◆ EXERCISE BRIEF: From the entries below, please gather each line containing the string "sites".

[Start of THE INPUT]

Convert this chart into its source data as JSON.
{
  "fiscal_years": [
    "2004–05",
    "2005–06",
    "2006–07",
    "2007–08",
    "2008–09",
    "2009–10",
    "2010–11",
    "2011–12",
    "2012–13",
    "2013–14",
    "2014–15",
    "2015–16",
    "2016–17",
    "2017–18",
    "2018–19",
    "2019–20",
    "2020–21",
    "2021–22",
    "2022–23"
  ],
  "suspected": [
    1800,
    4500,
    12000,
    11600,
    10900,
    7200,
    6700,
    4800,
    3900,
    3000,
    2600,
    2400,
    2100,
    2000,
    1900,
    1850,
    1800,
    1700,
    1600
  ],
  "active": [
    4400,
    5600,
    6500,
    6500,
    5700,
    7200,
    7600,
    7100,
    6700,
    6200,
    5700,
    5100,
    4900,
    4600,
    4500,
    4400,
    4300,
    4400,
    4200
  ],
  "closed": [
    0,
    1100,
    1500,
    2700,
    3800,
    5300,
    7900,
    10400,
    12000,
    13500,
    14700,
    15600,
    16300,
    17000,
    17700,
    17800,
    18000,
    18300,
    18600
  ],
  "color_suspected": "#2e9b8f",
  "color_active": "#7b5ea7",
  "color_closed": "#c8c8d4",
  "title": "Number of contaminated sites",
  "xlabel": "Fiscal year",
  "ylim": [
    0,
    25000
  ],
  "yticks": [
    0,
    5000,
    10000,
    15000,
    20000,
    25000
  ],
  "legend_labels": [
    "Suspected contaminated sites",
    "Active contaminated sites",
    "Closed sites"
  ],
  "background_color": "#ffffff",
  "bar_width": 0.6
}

[End of THE INPUT]

◆ WRITTEN REPLY:
  "title": "Number of contaminated sites",
    "Suspected contaminated sites",
    "Active contaminated sites",
    "Closed sites"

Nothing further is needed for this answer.